Exercise instructions =
Copy the lines of the records verbatim, from the first line through the line holding "toc-entry-page: 6 — [727, 723, 732, 733]", with both ends included.

━━━━━ Data for the task ━━━━━

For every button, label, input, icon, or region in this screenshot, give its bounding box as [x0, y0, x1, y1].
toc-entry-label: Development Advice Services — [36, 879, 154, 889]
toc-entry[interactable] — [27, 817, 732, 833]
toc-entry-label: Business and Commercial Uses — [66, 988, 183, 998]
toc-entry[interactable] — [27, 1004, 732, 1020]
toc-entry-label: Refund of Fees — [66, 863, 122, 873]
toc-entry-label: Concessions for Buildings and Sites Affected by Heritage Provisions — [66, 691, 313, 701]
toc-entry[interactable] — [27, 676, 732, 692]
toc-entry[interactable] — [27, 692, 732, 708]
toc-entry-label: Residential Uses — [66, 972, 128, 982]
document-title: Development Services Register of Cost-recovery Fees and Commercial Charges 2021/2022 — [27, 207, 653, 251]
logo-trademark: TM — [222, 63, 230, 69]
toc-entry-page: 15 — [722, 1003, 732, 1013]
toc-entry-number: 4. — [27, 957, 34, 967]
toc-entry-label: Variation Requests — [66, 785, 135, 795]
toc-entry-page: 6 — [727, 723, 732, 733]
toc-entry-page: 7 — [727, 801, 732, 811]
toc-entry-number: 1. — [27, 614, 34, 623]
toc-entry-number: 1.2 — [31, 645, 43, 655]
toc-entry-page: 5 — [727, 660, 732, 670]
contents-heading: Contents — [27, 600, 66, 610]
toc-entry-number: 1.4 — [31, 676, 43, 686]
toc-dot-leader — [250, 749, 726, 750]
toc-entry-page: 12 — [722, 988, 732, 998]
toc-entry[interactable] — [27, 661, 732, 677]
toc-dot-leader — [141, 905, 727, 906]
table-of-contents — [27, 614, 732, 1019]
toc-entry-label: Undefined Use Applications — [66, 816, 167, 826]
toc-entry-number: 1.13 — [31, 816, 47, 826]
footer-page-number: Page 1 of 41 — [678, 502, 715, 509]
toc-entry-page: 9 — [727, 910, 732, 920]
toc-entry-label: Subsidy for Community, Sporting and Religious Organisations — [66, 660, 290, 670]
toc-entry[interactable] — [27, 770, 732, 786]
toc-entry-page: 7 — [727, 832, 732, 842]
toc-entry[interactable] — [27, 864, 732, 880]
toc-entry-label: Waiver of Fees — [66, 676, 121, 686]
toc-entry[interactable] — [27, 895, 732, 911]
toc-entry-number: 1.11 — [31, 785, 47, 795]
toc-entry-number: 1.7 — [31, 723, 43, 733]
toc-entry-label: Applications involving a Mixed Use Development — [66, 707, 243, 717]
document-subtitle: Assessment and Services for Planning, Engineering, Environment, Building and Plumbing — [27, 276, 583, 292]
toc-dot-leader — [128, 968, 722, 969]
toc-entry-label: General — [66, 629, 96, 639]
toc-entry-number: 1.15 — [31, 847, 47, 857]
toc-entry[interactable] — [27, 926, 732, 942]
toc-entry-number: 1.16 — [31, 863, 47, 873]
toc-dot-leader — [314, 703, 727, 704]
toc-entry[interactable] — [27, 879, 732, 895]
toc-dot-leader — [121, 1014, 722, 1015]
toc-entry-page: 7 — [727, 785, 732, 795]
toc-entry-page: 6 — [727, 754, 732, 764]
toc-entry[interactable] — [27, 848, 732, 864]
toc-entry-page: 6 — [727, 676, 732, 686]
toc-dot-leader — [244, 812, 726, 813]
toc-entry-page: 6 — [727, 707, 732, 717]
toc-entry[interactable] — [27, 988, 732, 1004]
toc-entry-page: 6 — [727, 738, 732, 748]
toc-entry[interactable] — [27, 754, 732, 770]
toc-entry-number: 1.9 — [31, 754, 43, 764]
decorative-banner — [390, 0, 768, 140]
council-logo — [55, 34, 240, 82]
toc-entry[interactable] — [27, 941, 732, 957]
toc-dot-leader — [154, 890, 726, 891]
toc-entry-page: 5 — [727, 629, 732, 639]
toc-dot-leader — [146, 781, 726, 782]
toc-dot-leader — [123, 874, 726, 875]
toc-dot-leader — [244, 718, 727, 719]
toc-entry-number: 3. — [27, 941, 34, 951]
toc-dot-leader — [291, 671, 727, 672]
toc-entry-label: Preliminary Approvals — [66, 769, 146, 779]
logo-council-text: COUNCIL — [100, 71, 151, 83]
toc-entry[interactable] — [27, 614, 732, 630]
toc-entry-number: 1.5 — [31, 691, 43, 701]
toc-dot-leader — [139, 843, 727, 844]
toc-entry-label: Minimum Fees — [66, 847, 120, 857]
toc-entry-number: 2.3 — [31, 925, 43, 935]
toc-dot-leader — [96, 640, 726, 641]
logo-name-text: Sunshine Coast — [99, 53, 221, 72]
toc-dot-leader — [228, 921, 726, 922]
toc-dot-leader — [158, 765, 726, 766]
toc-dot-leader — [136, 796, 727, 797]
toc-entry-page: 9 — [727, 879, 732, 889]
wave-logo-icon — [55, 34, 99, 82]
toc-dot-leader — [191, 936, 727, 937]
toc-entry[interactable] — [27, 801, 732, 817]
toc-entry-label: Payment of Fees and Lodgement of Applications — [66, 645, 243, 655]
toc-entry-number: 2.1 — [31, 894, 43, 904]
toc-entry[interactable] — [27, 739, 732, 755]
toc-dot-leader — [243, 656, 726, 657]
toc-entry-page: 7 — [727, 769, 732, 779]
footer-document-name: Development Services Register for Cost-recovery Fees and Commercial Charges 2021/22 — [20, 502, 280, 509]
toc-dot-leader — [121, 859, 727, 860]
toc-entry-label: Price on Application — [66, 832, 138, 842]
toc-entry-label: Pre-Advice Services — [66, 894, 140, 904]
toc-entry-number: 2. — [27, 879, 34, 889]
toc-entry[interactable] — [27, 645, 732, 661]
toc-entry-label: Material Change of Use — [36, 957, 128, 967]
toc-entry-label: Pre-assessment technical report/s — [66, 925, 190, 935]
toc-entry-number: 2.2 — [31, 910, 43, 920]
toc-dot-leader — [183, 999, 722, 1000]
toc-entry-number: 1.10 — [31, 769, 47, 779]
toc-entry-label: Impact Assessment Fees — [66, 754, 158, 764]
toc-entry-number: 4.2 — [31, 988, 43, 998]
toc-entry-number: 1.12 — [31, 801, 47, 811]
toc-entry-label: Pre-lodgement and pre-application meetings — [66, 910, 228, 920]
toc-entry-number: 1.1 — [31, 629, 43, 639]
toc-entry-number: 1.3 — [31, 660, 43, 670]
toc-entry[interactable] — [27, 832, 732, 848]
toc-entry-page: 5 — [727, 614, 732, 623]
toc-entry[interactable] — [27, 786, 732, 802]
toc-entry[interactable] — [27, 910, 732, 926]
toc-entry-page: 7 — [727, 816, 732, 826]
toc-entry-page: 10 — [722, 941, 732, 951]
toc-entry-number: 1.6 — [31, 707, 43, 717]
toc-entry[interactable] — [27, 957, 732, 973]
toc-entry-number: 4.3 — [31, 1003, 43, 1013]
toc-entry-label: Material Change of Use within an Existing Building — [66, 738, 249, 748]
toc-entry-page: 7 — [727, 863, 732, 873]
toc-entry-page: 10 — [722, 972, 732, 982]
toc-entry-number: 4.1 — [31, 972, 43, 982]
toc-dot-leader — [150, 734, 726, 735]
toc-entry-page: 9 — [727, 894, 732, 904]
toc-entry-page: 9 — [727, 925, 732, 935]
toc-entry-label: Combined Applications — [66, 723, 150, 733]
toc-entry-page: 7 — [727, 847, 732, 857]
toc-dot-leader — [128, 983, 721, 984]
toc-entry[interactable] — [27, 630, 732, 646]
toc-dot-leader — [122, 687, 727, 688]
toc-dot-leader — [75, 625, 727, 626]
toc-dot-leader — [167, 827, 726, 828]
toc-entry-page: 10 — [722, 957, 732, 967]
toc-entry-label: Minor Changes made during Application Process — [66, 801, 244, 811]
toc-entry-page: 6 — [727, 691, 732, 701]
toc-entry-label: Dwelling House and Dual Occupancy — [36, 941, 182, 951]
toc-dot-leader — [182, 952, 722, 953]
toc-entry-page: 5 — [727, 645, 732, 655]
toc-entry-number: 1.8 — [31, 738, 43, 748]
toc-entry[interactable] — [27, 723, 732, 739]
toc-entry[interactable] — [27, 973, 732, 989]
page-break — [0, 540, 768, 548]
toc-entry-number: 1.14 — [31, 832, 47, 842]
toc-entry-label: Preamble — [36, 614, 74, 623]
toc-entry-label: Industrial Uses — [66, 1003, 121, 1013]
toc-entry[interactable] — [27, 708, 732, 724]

━━━━━

Final answer =
For every button, label, input, icon, or region in this screenshot, give its bounding box as [x0, y0, x1, y1].
toc-entry-label: Development Advice Services — [36, 879, 154, 889]
toc-entry[interactable] — [27, 817, 732, 833]
toc-entry-label: Business and Commercial Uses — [66, 988, 183, 998]
toc-entry[interactable] — [27, 1004, 732, 1020]
toc-entry-label: Refund of Fees — [66, 863, 122, 873]
toc-entry-label: Concessions for Buildings and Sites Affected by Heritage Provisions — [66, 691, 313, 701]
toc-entry[interactable] — [27, 676, 732, 692]
toc-entry[interactable] — [27, 692, 732, 708]
toc-entry-label: Residential Uses — [66, 972, 128, 982]
document-title: Development Services Register of Cost-recovery Fees and Commercial Charges 2021/2022 — [27, 207, 653, 251]
logo-trademark: TM — [222, 63, 230, 69]
toc-entry-page: 15 — [722, 1003, 732, 1013]
toc-entry-number: 4. — [27, 957, 34, 967]
toc-entry-label: Variation Requests — [66, 785, 135, 795]
toc-entry-page: 6 — [727, 723, 732, 733]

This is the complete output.